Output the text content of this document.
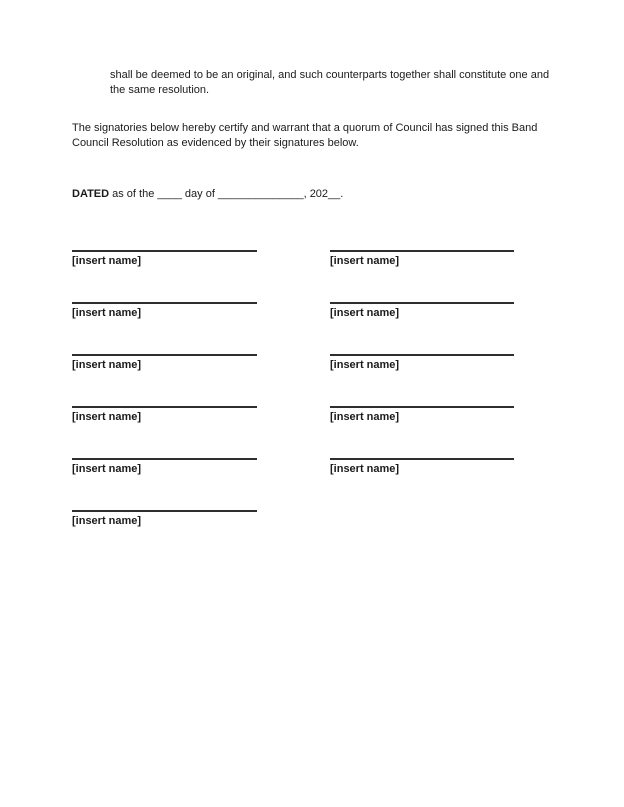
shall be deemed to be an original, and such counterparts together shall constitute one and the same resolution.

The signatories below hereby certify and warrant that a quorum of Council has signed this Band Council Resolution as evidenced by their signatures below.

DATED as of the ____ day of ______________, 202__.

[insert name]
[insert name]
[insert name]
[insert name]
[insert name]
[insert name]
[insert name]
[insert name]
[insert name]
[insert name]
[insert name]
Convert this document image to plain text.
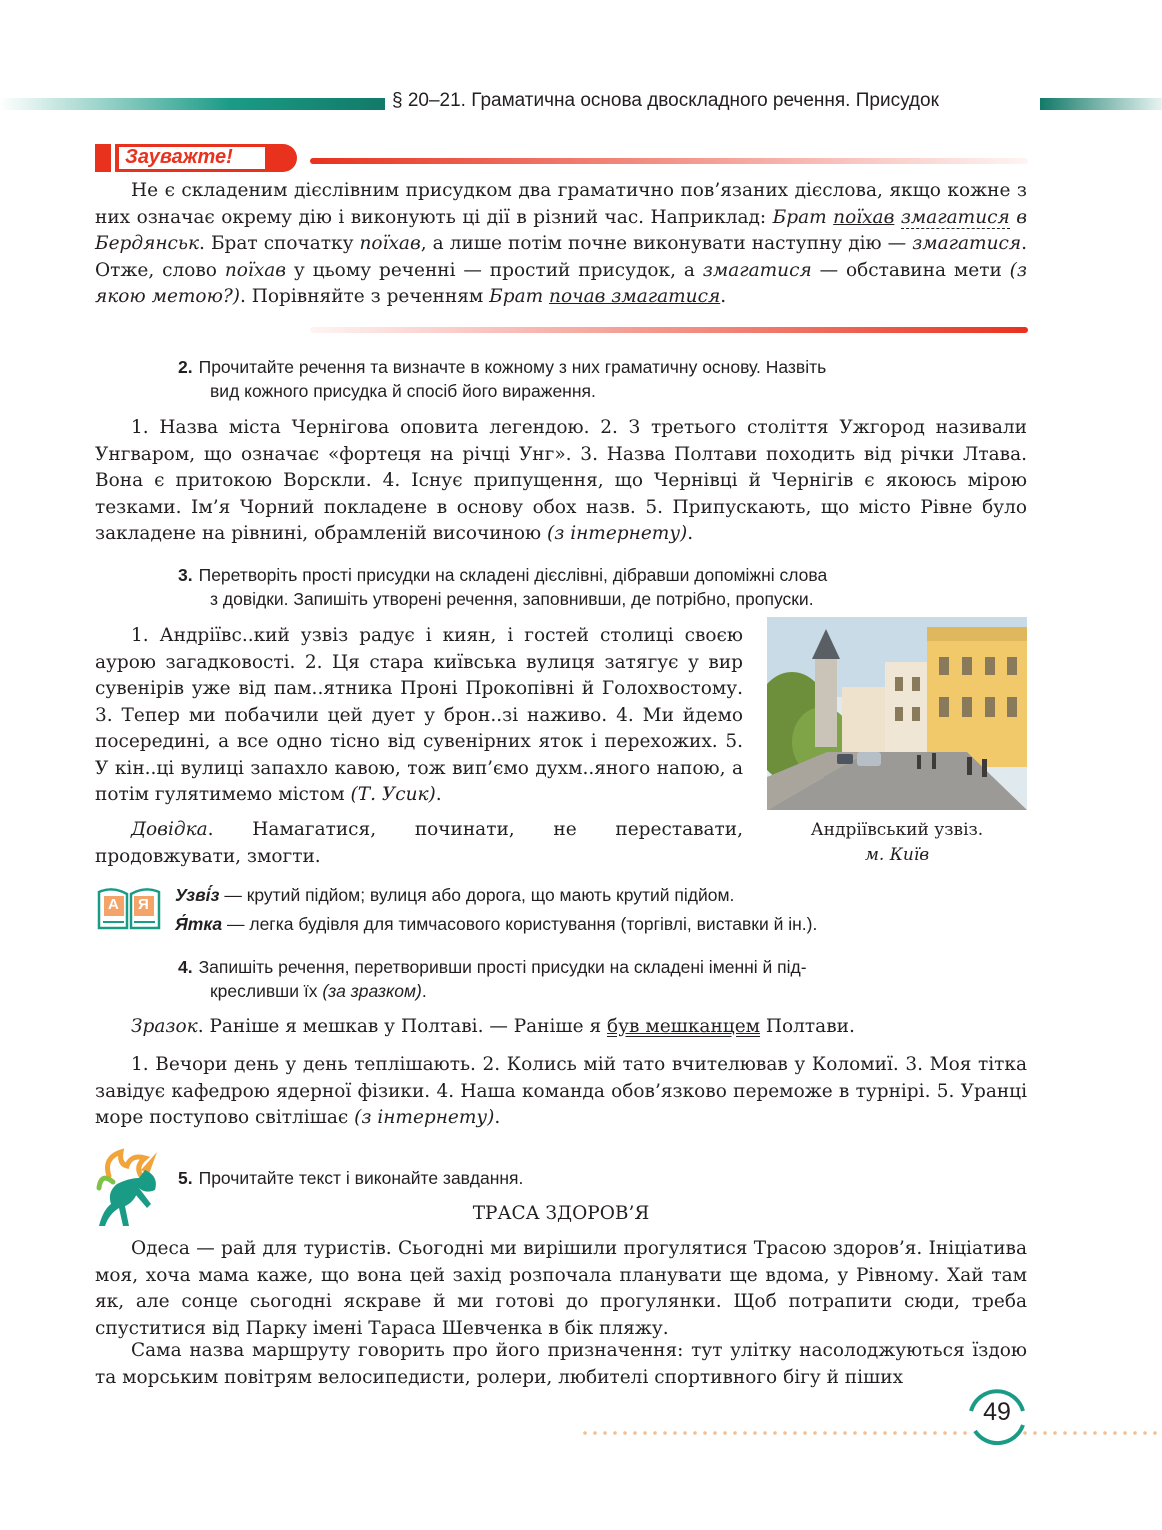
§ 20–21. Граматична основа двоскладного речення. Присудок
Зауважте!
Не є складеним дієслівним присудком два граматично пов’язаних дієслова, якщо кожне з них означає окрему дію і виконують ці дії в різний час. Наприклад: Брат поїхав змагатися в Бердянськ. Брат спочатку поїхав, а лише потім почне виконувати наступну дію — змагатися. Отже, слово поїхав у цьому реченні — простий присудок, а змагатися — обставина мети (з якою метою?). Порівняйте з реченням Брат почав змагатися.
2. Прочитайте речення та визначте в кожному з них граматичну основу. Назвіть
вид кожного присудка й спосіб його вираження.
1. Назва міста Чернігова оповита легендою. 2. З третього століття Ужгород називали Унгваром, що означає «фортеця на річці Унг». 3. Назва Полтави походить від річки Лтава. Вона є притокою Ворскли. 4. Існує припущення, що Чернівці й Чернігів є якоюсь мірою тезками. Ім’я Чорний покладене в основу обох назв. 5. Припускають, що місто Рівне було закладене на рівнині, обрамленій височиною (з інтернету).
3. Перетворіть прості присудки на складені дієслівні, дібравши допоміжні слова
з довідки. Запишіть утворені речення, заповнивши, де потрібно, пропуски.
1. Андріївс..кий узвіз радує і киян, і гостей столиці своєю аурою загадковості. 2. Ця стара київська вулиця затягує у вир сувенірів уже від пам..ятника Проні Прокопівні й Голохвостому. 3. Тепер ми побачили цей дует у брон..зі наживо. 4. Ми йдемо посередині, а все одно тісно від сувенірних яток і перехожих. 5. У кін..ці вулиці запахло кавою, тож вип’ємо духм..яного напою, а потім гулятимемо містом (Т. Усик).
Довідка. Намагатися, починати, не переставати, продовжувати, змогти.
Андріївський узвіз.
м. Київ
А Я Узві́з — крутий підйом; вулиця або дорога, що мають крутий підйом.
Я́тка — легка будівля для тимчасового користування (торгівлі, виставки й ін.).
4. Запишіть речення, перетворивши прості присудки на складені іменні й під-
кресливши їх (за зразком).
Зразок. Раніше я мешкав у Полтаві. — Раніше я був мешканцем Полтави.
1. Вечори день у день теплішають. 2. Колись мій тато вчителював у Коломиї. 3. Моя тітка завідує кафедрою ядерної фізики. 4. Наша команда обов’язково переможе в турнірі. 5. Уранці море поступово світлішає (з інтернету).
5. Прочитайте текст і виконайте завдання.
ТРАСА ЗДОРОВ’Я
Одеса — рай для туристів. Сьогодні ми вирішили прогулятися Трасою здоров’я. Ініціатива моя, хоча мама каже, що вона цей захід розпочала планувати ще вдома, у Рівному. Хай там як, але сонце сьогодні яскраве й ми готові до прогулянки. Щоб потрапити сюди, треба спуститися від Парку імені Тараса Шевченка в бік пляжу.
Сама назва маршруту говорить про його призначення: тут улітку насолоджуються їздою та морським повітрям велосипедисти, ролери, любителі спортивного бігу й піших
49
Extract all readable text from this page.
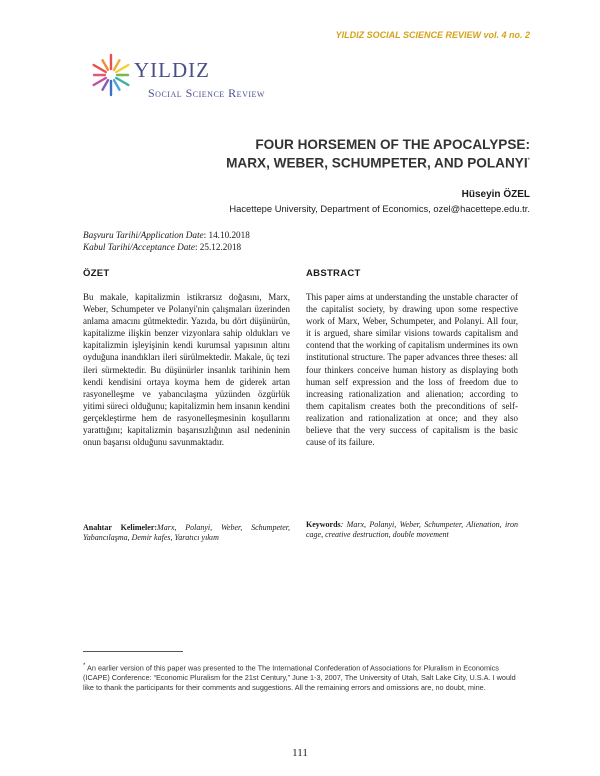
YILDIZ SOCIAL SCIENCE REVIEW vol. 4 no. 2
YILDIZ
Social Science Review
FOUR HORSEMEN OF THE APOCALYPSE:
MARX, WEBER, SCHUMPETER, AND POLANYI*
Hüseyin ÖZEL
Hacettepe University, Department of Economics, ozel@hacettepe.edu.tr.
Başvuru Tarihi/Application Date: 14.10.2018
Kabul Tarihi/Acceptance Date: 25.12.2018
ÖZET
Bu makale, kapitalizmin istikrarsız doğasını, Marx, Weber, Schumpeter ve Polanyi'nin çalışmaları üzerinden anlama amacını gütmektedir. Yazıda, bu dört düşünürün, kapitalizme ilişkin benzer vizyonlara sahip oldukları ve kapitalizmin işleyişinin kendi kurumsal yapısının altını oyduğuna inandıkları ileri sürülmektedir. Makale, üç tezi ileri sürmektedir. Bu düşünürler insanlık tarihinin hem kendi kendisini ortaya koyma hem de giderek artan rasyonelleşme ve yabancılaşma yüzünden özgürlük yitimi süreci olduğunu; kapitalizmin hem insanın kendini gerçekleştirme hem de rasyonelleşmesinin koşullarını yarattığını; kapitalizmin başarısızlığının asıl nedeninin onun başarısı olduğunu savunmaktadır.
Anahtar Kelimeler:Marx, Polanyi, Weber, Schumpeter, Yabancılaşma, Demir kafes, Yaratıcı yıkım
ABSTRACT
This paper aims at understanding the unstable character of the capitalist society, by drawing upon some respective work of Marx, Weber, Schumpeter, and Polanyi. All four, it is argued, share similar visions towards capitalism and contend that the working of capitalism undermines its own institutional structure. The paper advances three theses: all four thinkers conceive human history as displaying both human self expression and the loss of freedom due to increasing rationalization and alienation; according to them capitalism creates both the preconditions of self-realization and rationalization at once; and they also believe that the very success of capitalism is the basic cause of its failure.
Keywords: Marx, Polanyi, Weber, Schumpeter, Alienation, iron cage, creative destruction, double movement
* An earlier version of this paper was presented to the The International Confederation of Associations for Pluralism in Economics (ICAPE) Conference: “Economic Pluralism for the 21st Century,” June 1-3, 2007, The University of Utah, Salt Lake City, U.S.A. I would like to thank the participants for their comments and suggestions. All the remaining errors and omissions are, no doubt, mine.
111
==========
SET EXERCISE: Send back the data above word for word, with the pictures left out.

THE OUTPUT:
Output the text content of this document.
shall be deemed to be an original, and such counterparts together shall constitute one and the same resolution.

The signatories below hereby certify and warrant that a quorum of Council has signed this Band Council Resolution as evidenced by their signatures below.

DATED as of the ____ day of ______________, 202__.

[insert name]
[insert name]
[insert name]
[insert name]
[insert name]
[insert name]
[insert name]
[insert name]
[insert name]
[insert name]
[insert name]
Convert this document image to plain text.
§ 20–21. Граматична основа двоскладного речення. Присудок
Зауважте!
Не є складеним дієслівним присудком два граматично пов’язаних дієслова, якщо кожне з них означає окрему дію і виконують ці дії в різний час. Наприклад: Брат поїхав змагатися в Бердянськ. Брат спочатку поїхав, а лише потім почне виконувати наступну дію — змагатися. Отже, слово поїхав у цьому реченні — простий присудок, а змагатися — обставина мети (з якою метою?). Порівняйте з реченням Брат почав змагатися.
2. Прочитайте речення та визначте в кожному з них граматичну основу. Назвіть
вид кожного присудка й спосіб його вираження.
1. Назва міста Чернігова оповита легендою. 2. З третього століття Ужгород називали Унгваром, що означає «фортеця на річці Унг». 3. Назва Полтави походить від річки Лтава. Вона є притокою Ворскли. 4. Існує припущення, що Чернівці й Чернігів є якоюсь мірою тезками. Ім’я Чорний покладене в основу обох назв. 5. Припускають, що місто Рівне було закладене на рівнині, обрамленій височиною (з інтернету).
3. Перетворіть прості присудки на складені дієслівні, дібравши допоміжні слова
з довідки. Запишіть утворені речення, заповнивши, де потрібно, пропуски.
1. Андріївс..кий узвіз радує і киян, і гостей столиці своєю аурою загадковості. 2. Ця стара київська вулиця затягує у вир сувенірів уже від пам..ятника Проні Прокопівні й Голохвостому. 3. Тепер ми побачили цей дует у брон..зі наживо. 4. Ми йдемо посередині, а все одно тісно від сувенірних яток і перехожих. 5. У кін..ці вулиці запахло кавою, тож вип’ємо духм..яного напою, а потім гулятимемо містом (Т. Усик).
Довідка. Намагатися, починати, не переставати, продовжувати, змогти.
Андріївський узвіз.
м. Київ
А Я Узві́з — крутий підйом; вулиця або дорога, що мають крутий підйом.
Я́тка — легка будівля для тимчасового користування (торгівлі, виставки й ін.).
4. Запишіть речення, перетворивши прості присудки на складені іменні й під-
кресливши їх (за зразком).
Зразок. Раніше я мешкав у Полтаві. — Раніше я був мешканцем Полтави.
1. Вечори день у день теплішають. 2. Колись мій тато вчителював у Коломиї. 3. Моя тітка завідує кафедрою ядерної фізики. 4. Наша команда обов’язково переможе в турнірі. 5. Уранці море поступово світлішає (з інтернету).
5. Прочитайте текст і виконайте завдання.
ТРАСА ЗДОРОВ’Я
Одеса — рай для туристів. Сьогодні ми вирішили прогулятися Трасою здоров’я. Ініціатива моя, хоча мама каже, що вона цей захід розпочала планувати ще вдома, у Рівному. Хай там як, але сонце сьогодні яскраве й ми готові до прогулянки. Щоб потрапити сюди, треба спуститися від Парку імені Тараса Шевченка в бік пляжу.
Сама назва маршруту говорить про його призначення: тут улітку насолоджуються їздою та морським повітрям велосипедисти, ролери, любителі спортивного бігу й піших
49
Extract all readable text from this page.
YILDIZ SOCIAL SCIENCE REVIEW vol. 4 no. 2
YILDIZ
Social Science Review
FOUR HORSEMEN OF THE APOCALYPSE:
MARX, WEBER, SCHUMPETER, AND POLANYI*
Hüseyin ÖZEL
Hacettepe University, Department of Economics, ozel@hacettepe.edu.tr.
Başvuru Tarihi/Application Date: 14.10.2018
Kabul Tarihi/Acceptance Date: 25.12.2018
ÖZET
Bu makale, kapitalizmin istikrarsız doğasını, Marx, Weber, Schumpeter ve Polanyi'nin çalışmaları üzerinden anlama amacını gütmektedir. Yazıda, bu dört düşünürün, kapitalizme ilişkin benzer vizyonlara sahip oldukları ve kapitalizmin işleyişinin kendi kurumsal yapısının altını oyduğuna inandıkları ileri sürülmektedir. Makale, üç tezi ileri sürmektedir. Bu düşünürler insanlık tarihinin hem kendi kendisini ortaya koyma hem de giderek artan rasyonelleşme ve yabancılaşma yüzünden özgürlük yitimi süreci olduğunu; kapitalizmin hem insanın kendini gerçekleştirme hem de rasyonelleşmesinin koşullarını yarattığını; kapitalizmin başarısızlığının asıl nedeninin onun başarısı olduğunu savunmaktadır.
Anahtar Kelimeler:Marx, Polanyi, Weber, Schumpeter, Yabancılaşma, Demir kafes, Yaratıcı yıkım
ABSTRACT
This paper aims at understanding the unstable character of the capitalist society, by drawing upon some respective work of Marx, Weber, Schumpeter, and Polanyi. All four, it is argued, share similar visions towards capitalism and contend that the working of capitalism undermines its own institutional structure. The paper advances three theses: all four thinkers conceive human history as displaying both human self expression and the loss of freedom due to increasing rationalization and alienation; according to them capitalism creates both the preconditions of self-realization and rationalization at once; and they also believe that the very success of capitalism is the basic cause of its failure.
Keywords: Marx, Polanyi, Weber, Schumpeter, Alienation, iron cage, creative destruction, double movement
* An earlier version of this paper was presented to the The International Confederation of Associations for Pluralism in Economics (ICAPE) Conference: “Economic Pluralism for the 21st Century,” June 1-3, 2007, The University of Utah, Salt Lake City, U.S.A. I would like to thank the participants for their comments and suggestions. All the remaining errors and omissions are, no doubt, mine.
111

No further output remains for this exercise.